▶ [REQUIRED WORK]:
Output all lines exactly, with nothing added or dropped.

▶ [STORED RECORDS]:
======

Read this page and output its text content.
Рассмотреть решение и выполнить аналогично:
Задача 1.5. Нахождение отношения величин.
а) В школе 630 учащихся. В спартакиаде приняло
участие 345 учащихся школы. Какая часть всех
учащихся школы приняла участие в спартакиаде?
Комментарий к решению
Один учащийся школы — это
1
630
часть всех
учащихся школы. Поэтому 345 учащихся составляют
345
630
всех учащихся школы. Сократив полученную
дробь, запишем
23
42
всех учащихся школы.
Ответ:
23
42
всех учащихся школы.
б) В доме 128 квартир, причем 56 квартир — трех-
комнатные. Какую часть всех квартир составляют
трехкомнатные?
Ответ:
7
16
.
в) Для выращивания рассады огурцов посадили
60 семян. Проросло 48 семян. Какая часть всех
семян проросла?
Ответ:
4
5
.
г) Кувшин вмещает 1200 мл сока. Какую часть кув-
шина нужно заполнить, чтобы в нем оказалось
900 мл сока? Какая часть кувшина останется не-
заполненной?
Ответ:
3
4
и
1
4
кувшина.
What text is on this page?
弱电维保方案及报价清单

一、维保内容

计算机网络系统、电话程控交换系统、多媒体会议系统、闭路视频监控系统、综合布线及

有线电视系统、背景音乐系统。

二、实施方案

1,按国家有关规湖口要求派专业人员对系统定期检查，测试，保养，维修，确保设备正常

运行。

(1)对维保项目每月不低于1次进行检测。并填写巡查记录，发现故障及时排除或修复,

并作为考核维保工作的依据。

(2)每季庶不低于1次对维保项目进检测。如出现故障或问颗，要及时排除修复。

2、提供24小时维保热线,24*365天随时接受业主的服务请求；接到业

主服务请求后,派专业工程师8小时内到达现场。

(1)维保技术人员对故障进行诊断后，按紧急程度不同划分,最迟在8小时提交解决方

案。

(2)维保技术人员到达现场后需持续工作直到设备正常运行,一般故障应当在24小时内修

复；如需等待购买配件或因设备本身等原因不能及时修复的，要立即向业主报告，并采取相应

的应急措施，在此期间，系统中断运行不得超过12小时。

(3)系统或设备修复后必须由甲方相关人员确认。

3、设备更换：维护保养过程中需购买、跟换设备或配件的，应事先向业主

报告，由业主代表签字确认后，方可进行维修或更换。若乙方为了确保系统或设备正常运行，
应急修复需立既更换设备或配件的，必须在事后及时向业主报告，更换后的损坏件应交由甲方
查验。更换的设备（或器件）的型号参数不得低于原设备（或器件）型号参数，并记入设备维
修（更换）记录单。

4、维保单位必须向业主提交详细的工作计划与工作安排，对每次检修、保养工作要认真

======

▶ [RESULT OF THIS EXERCISE]:
Read this page and output its text content.
Рассмотреть решение и выполнить аналогично:
Задача 1.5. Нахождение отношения величин.
а) В школе 630 учащихся. В спартакиаде приняло
участие 345 учащихся школы. Какая часть всех
учащихся школы приняла участие в спартакиаде?
Комментарий к решению
Один учащийся школы — это
1
630
часть всех
учащихся школы. Поэтому 345 учащихся составляют
345
630
всех учащихся школы. Сократив полученную
дробь, запишем
23
42
всех учащихся школы.
Ответ:
23
42
всех учащихся школы.
б) В доме 128 квартир, причем 56 квартир — трех-
комнатные. Какую часть всех квартир составляют
трехкомнатные?
Ответ:
7
16
.
в) Для выращивания рассады огурцов посадили
60 семян. Проросло 48 семян. Какая часть всех
семян проросла?
Ответ:
4
5
.
г) Кувшин вмещает 1200 мл сока. Какую часть кув-
шина нужно заполнить, чтобы в нем оказалось
900 мл сока? Какая часть кувшина останется не-
заполненной?
Ответ:
3
4
и
1
4
кувшина.
What text is on this page?
弱电维保方案及报价清单

一、维保内容

计算机网络系统、电话程控交换系统、多媒体会议系统、闭路视频监控系统、综合布线及

有线电视系统、背景音乐系统。

二、实施方案

1,按国家有关规湖口要求派专业人员对系统定期检查，测试，保养，维修，确保设备正常

运行。

(1)对维保项目每月不低于1次进行检测。并填写巡查记录，发现故障及时排除或修复,

并作为考核维保工作的依据。

(2)每季庶不低于1次对维保项目进检测。如出现故障或问颗，要及时排除修复。

2、提供24小时维保热线,24*365天随时接受业主的服务请求；接到业

主服务请求后,派专业工程师8小时内到达现场。

(1)维保技术人员对故障进行诊断后，按紧急程度不同划分,最迟在8小时提交解决方

案。

(2)维保技术人员到达现场后需持续工作直到设备正常运行,一般故障应当在24小时内修

复；如需等待购买配件或因设备本身等原因不能及时修复的，要立即向业主报告，并采取相应

的应急措施，在此期间，系统中断运行不得超过12小时。

(3)系统或设备修复后必须由甲方相关人员确认。

3、设备更换：维护保养过程中需购买、跟换设备或配件的，应事先向业主

报告，由业主代表签字确认后，方可进行维修或更换。若乙方为了确保系统或设备正常运行，
应急修复需立既更换设备或配件的，必须在事后及时向业主报告，更换后的损坏件应交由甲方
查验。更换的设备（或器件）的型号参数不得低于原设备（或器件）型号参数，并记入设备维
修（更换）记录单。

4、维保单位必须向业主提交详细的工作计划与工作安排，对每次检修、保养工作要认真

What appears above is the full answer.